--- begin Task input ---

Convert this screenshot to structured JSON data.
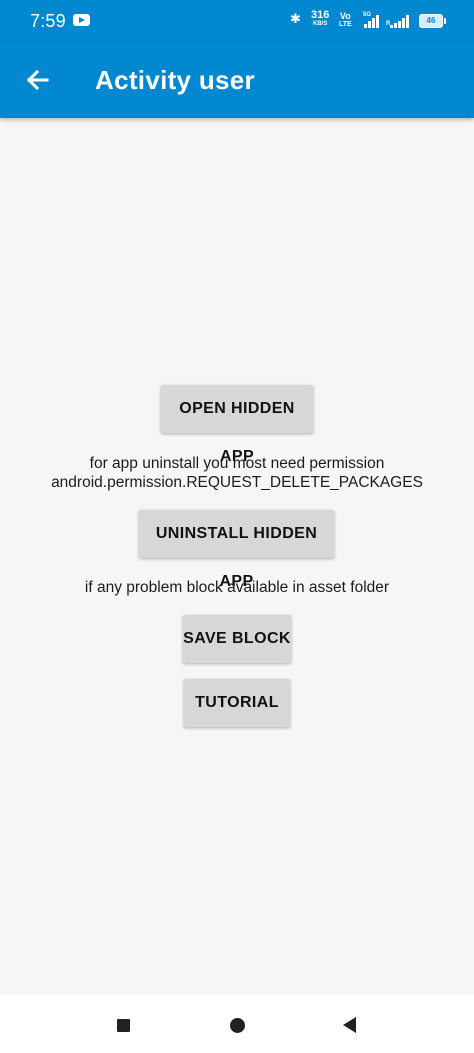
{
  "status_bar": {
    "time": "7:59",
    "net_speed_value": "316",
    "net_speed_unit": "KB/S",
    "volte_top": "Vo",
    "volte_bottom": "LTE",
    "sim1_tag": "5G",
    "sim2_tag": "R",
    "battery": "46"
  },
  "app_bar": {
    "title": "Activity user"
  },
  "main": {
    "open_button": "OPEN HIDDEN APP",
    "permission_text_line1": "for app uninstall you most need permission",
    "permission_text_line2": "android.permission.REQUEST_DELETE_PACKAGES",
    "uninstall_button": "UNINSTALL HIDDEN APP",
    "asset_text": "if any problem block available in asset folder",
    "save_button": "SAVE BLOCK",
    "tutorial_button": "TUTORIAL"
  },
  "colors": {
    "primary": "#0288d1",
    "background": "#f6f6f6",
    "button": "#d7d7d7"
  }
}
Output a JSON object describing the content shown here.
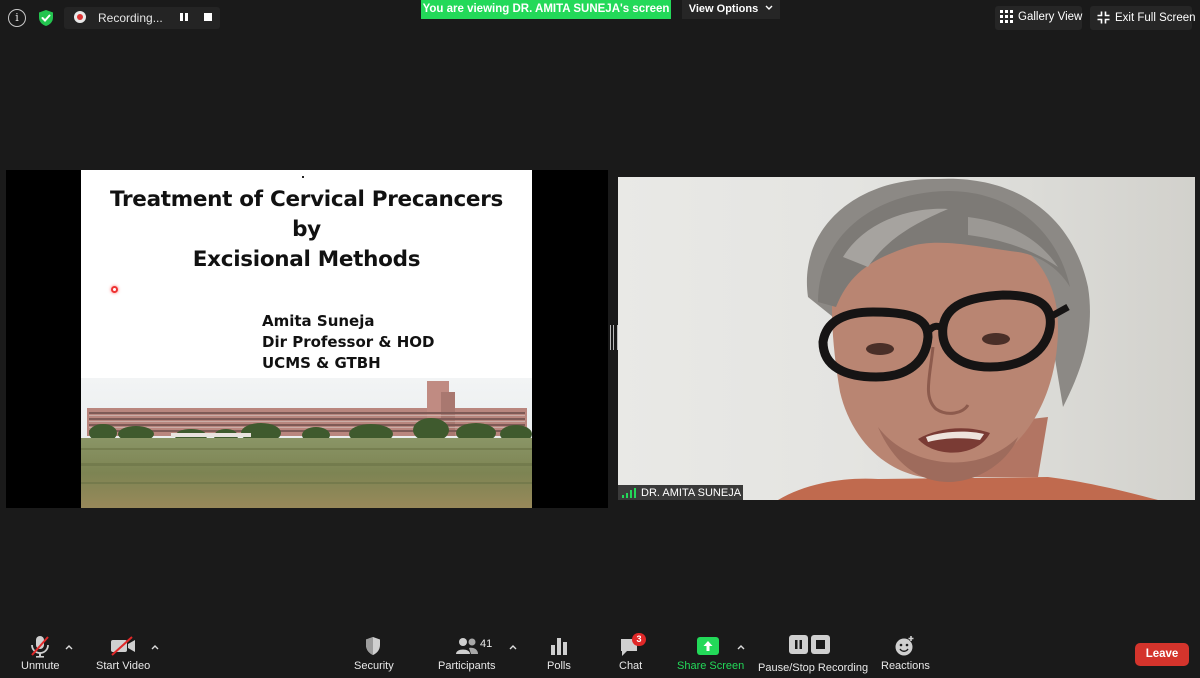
{
  "top_bar": {
    "info_glyph": "i",
    "recording_label": "Recording...",
    "viewing_banner": "You are viewing  DR. AMITA SUNEJA's screen",
    "view_options_label": "View Options",
    "gallery_view_label": "Gallery View",
    "exit_fullscreen_label": "Exit Full Screen"
  },
  "shared_slide": {
    "title_lines": [
      "Treatment of Cervical Precancers",
      "by",
      "Excisional Methods"
    ],
    "author_lines": [
      "Amita Suneja",
      "Dir Professor & HOD",
      "UCMS & GTBH"
    ]
  },
  "video": {
    "participant_name": "DR. AMITA SUNEJA"
  },
  "toolbar": {
    "unmute_label": "Unmute",
    "start_video_label": "Start Video",
    "security_label": "Security",
    "participants_label": "Participants",
    "participants_count": "41",
    "polls_label": "Polls",
    "chat_label": "Chat",
    "chat_badge": "3",
    "share_screen_label": "Share Screen",
    "recording_label": "Pause/Stop Recording",
    "reactions_label": "Reactions",
    "leave_label": "Leave"
  },
  "colors": {
    "background": "#1a1a1a",
    "green_accent": "#23d959",
    "leave_red": "#d4342c",
    "badge_red": "#e02828"
  },
  "icons": [
    "info-icon",
    "shield-check-icon",
    "recording-dot-icon",
    "pause-icon",
    "stop-icon",
    "gallery-grid-icon",
    "exit-fullscreen-icon",
    "signal-bars-icon",
    "microphone-muted-icon",
    "video-off-icon",
    "security-shield-icon",
    "participants-icon",
    "polls-icon",
    "chat-icon",
    "share-screen-icon",
    "pause-stop-recording-icon",
    "reactions-icon"
  ]
}
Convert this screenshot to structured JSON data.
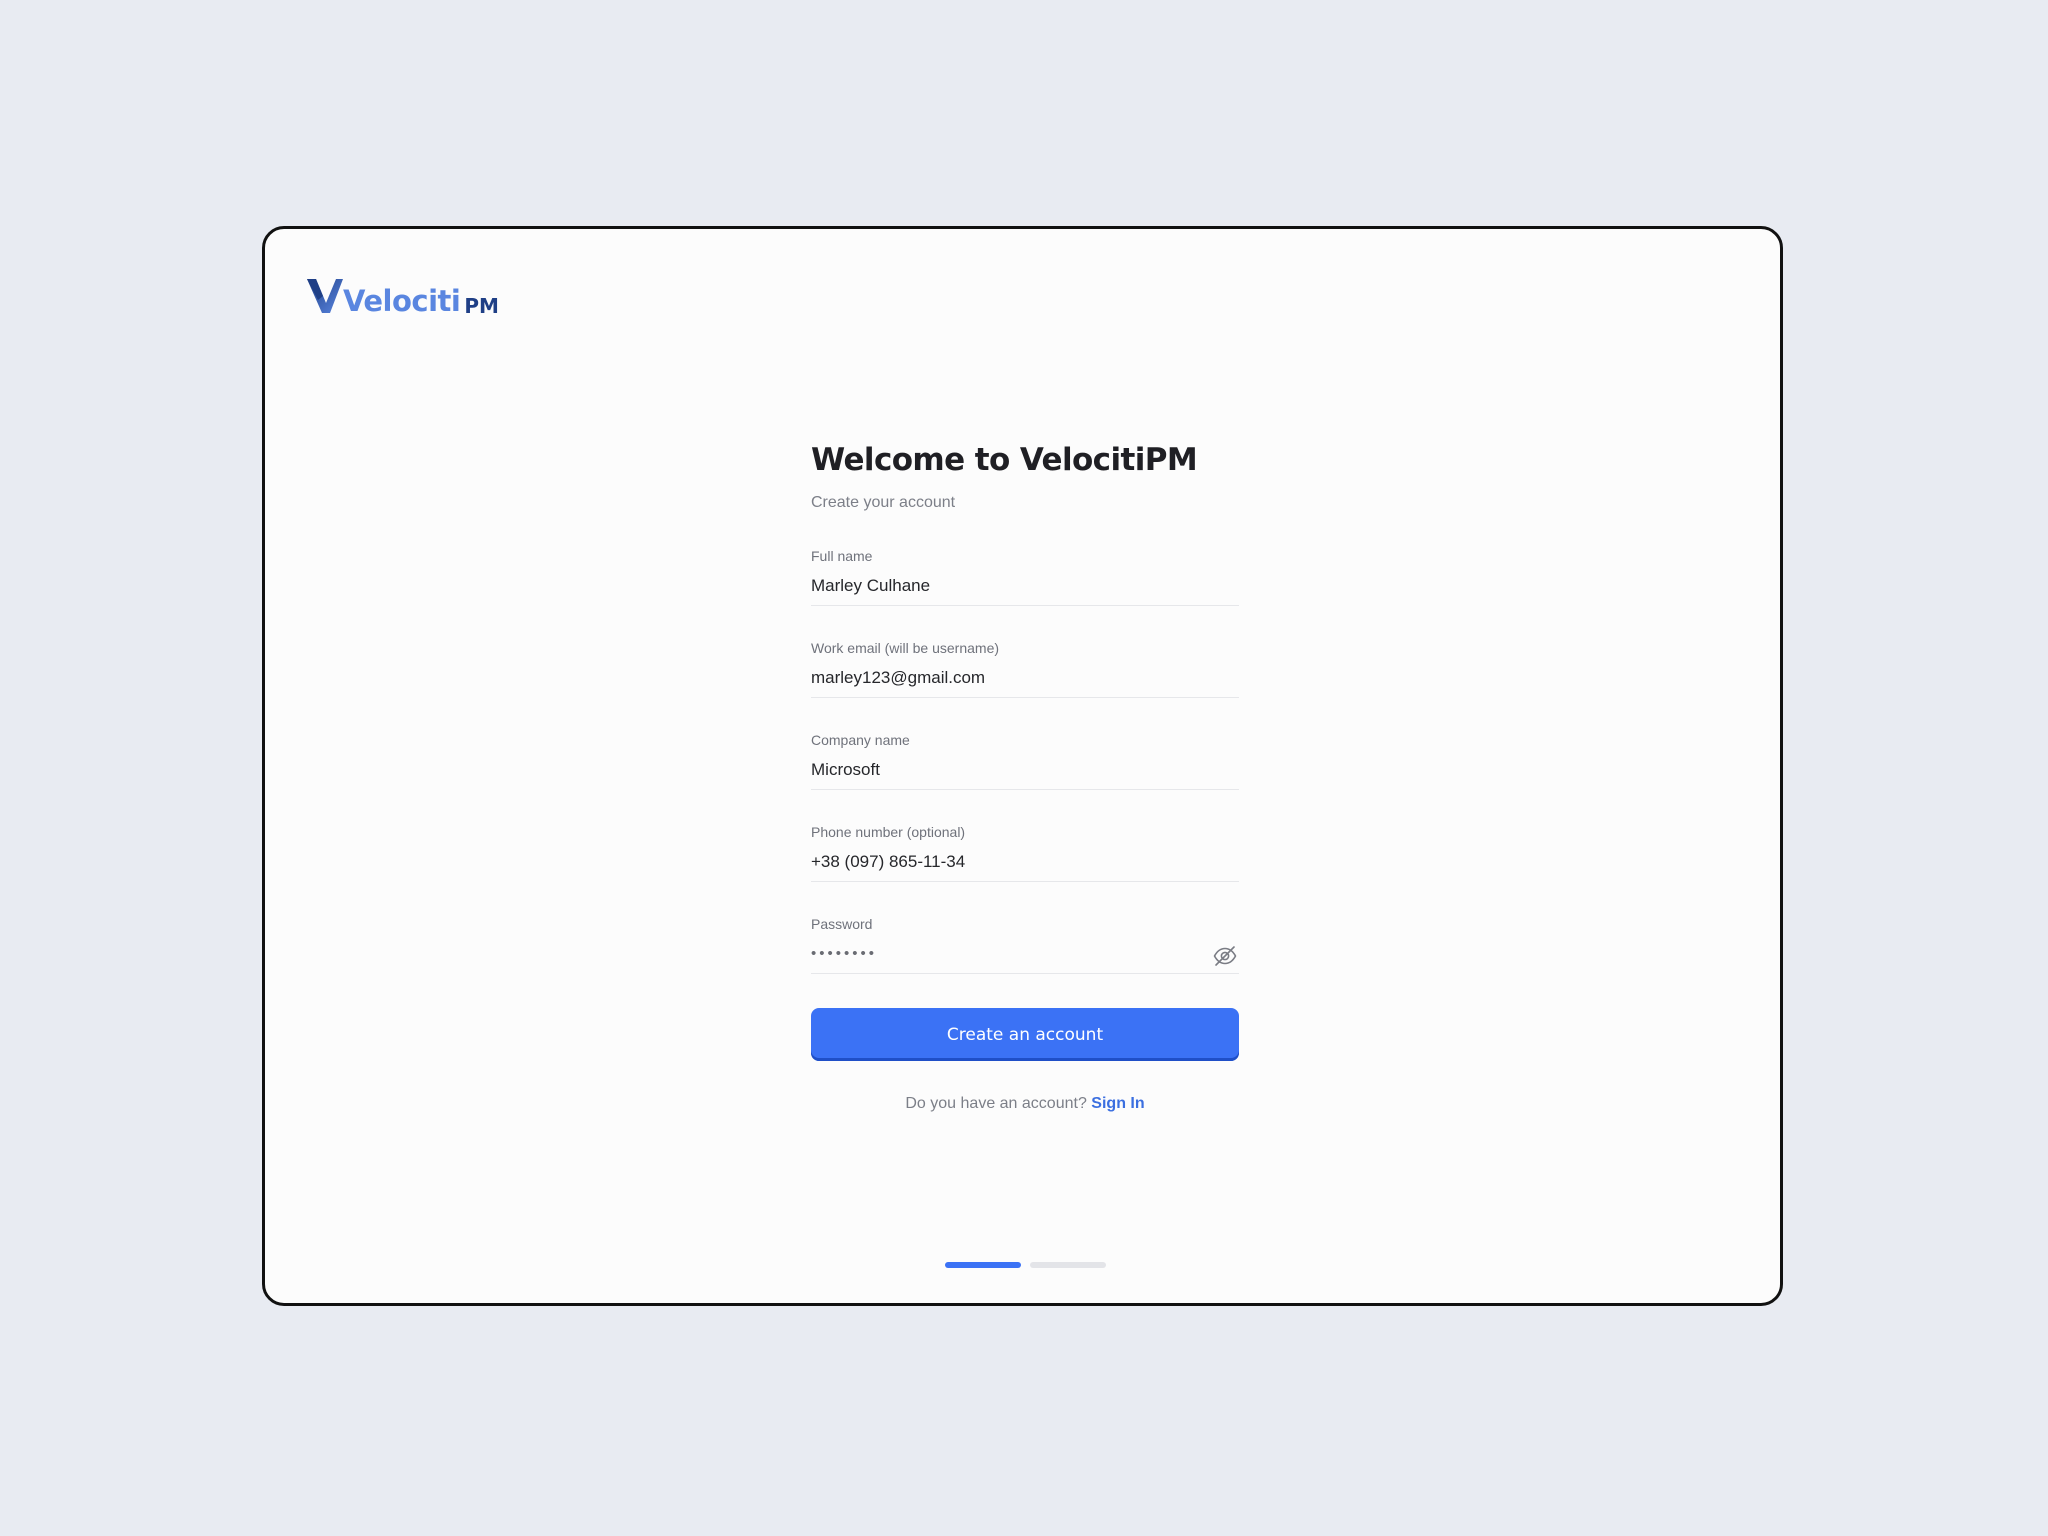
{
  "brand": {
    "name": "Velociti",
    "suffix": "PM",
    "icon": "velociti-v-logo-icon",
    "colors": {
      "primary": "#3b72f5",
      "logo_light": "#5a86e0",
      "logo_dark": "#1f3f86"
    }
  },
  "page": {
    "title": "Welcome to VelocitiPM",
    "subtitle": "Create your account"
  },
  "form": {
    "full_name": {
      "label": "Full name",
      "value": "Marley Culhane"
    },
    "work_email": {
      "label": "Work email (will be username)",
      "value": "marley123@gmail.com"
    },
    "company_name": {
      "label": "Company name",
      "value": "Microsoft"
    },
    "phone_number": {
      "label": "Phone number (optional)",
      "value": "+38 (097) 865-11-34"
    },
    "password": {
      "label": "Password",
      "value": "••••••••",
      "toggle_icon": "eye-off-icon"
    },
    "submit_label": "Create an account"
  },
  "signin": {
    "prompt": "Do you have an account?",
    "link_label": "Sign In"
  },
  "stepper": {
    "current": 1,
    "total": 2
  }
}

--- end Task input ---

Exercise objective: Leave out the pictures and restate everything else word for word.

Output below:
Convert this screenshot to structured JSON data.
{
  "status_bar": {
    "time": "7:59",
    "net_speed_value": "316",
    "net_speed_unit": "KB/S",
    "volte_top": "Vo",
    "volte_bottom": "LTE",
    "sim1_tag": "5G",
    "sim2_tag": "R",
    "battery": "46"
  },
  "app_bar": {
    "title": "Activity user"
  },
  "main": {
    "open_button": "OPEN HIDDEN APP",
    "permission_text_line1": "for app uninstall you most need permission",
    "permission_text_line2": "android.permission.REQUEST_DELETE_PACKAGES",
    "uninstall_button": "UNINSTALL HIDDEN APP",
    "asset_text": "if any problem block available in asset folder",
    "save_button": "SAVE BLOCK",
    "tutorial_button": "TUTORIAL"
  },
  "colors": {
    "primary": "#0288d1",
    "background": "#f6f6f6",
    "button": "#d7d7d7"
  }
}
Output a JSON object describing the content shown here.
{
  "top_bar": {
    "info_glyph": "i",
    "recording_label": "Recording...",
    "viewing_banner": "You are viewing  DR. AMITA SUNEJA's screen",
    "view_options_label": "View Options",
    "gallery_view_label": "Gallery View",
    "exit_fullscreen_label": "Exit Full Screen"
  },
  "shared_slide": {
    "title_lines": [
      "Treatment of Cervical Precancers",
      "by",
      "Excisional Methods"
    ],
    "author_lines": [
      "Amita Suneja",
      "Dir Professor & HOD",
      "UCMS & GTBH"
    ]
  },
  "video": {
    "participant_name": "DR. AMITA SUNEJA"
  },
  "toolbar": {
    "unmute_label": "Unmute",
    "start_video_label": "Start Video",
    "security_label": "Security",
    "participants_label": "Participants",
    "participants_count": "41",
    "polls_label": "Polls",
    "chat_label": "Chat",
    "chat_badge": "3",
    "share_screen_label": "Share Screen",
    "recording_label": "Pause/Stop Recording",
    "reactions_label": "Reactions",
    "leave_label": "Leave"
  },
  "colors": {
    "background": "#1a1a1a",
    "green_accent": "#23d959",
    "leave_red": "#d4342c",
    "badge_red": "#e02828"
  },
  "icons": [
    "info-icon",
    "shield-check-icon",
    "recording-dot-icon",
    "pause-icon",
    "stop-icon",
    "gallery-grid-icon",
    "exit-fullscreen-icon",
    "signal-bars-icon",
    "microphone-muted-icon",
    "video-off-icon",
    "security-shield-icon",
    "participants-icon",
    "polls-icon",
    "chat-icon",
    "share-screen-icon",
    "pause-stop-recording-icon",
    "reactions-icon"
  ]
}
Convert this screenshot to structured JSON data.
{
  "brand": {
    "name": "Velociti",
    "suffix": "PM",
    "icon": "velociti-v-logo-icon",
    "colors": {
      "primary": "#3b72f5",
      "logo_light": "#5a86e0",
      "logo_dark": "#1f3f86"
    }
  },
  "page": {
    "title": "Welcome to VelocitiPM",
    "subtitle": "Create your account"
  },
  "form": {
    "full_name": {
      "label": "Full name",
      "value": "Marley Culhane"
    },
    "work_email": {
      "label": "Work email (will be username)",
      "value": "marley123@gmail.com"
    },
    "company_name": {
      "label": "Company name",
      "value": "Microsoft"
    },
    "phone_number": {
      "label": "Phone number (optional)",
      "value": "+38 (097) 865-11-34"
    },
    "password": {
      "label": "Password",
      "value": "••••••••",
      "toggle_icon": "eye-off-icon"
    },
    "submit_label": "Create an account"
  },
  "signin": {
    "prompt": "Do you have an account?",
    "link_label": "Sign In"
  },
  "stepper": {
    "current": 1,
    "total": 2
  }
}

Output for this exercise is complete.